• **What to produce**: Some lines below hold "JSON". Pick them out and copy them.

• **Records supplied**:

┄┄┄┄┄┄

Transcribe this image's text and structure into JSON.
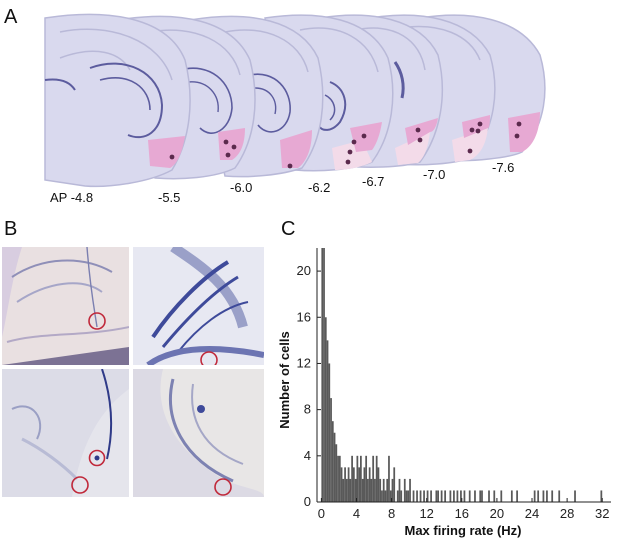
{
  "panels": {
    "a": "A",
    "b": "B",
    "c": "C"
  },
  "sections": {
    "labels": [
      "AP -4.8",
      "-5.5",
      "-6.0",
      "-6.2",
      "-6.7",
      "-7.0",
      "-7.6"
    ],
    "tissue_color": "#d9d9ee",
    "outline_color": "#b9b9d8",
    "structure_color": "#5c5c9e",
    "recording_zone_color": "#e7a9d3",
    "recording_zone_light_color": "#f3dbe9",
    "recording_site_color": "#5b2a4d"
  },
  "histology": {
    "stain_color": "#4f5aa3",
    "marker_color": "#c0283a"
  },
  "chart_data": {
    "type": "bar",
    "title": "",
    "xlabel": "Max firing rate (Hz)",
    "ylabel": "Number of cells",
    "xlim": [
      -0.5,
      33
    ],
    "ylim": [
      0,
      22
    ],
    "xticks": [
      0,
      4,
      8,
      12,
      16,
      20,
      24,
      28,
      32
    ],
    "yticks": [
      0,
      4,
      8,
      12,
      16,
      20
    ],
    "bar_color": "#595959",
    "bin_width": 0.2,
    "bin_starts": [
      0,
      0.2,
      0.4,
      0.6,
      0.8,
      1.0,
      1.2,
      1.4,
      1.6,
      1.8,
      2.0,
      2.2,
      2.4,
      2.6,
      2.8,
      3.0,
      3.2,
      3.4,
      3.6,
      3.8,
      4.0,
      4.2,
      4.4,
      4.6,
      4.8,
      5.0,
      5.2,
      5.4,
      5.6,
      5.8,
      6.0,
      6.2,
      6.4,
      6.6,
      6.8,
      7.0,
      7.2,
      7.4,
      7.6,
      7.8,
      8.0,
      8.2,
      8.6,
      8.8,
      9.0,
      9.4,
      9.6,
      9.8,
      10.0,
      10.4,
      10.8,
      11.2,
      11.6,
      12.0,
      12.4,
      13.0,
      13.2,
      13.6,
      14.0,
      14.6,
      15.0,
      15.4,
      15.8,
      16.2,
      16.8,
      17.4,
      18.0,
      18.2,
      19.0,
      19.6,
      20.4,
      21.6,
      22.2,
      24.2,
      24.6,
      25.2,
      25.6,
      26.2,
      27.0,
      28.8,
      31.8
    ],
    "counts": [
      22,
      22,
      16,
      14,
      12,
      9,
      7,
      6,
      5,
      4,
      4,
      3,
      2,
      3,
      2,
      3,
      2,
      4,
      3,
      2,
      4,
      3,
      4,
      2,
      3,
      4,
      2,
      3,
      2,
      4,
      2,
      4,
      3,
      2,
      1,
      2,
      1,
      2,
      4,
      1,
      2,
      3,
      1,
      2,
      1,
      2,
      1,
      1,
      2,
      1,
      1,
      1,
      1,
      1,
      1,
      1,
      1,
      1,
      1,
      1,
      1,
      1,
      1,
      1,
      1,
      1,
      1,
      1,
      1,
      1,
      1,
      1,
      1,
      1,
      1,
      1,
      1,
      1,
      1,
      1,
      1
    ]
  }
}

┄┄┄┄┄┄

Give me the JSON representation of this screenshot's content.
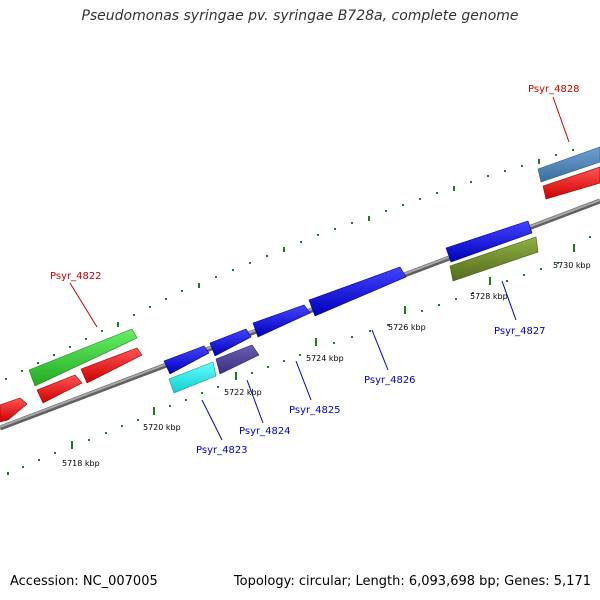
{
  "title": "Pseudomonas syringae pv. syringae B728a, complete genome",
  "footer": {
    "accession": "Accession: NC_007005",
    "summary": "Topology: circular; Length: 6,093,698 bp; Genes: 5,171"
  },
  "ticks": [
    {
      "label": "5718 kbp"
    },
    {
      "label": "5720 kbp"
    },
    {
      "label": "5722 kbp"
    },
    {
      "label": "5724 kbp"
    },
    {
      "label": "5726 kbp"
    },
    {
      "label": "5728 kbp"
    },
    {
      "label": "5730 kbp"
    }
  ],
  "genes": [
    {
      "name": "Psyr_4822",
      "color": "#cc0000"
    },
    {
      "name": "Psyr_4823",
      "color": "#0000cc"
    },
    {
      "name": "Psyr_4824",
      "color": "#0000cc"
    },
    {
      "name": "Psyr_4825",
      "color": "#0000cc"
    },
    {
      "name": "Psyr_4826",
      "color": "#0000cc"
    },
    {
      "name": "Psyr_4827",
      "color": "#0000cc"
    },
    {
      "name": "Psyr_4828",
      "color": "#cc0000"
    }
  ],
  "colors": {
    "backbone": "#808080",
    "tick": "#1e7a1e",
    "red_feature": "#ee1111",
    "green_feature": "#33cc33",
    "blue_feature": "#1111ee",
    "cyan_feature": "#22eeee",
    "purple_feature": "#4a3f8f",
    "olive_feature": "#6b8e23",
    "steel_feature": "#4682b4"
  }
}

┄┄┄┄┄┄

• **Written solution**:
Transcribe this image's text and structure into JSON.
Give me the JSON representation of this screenshot's content.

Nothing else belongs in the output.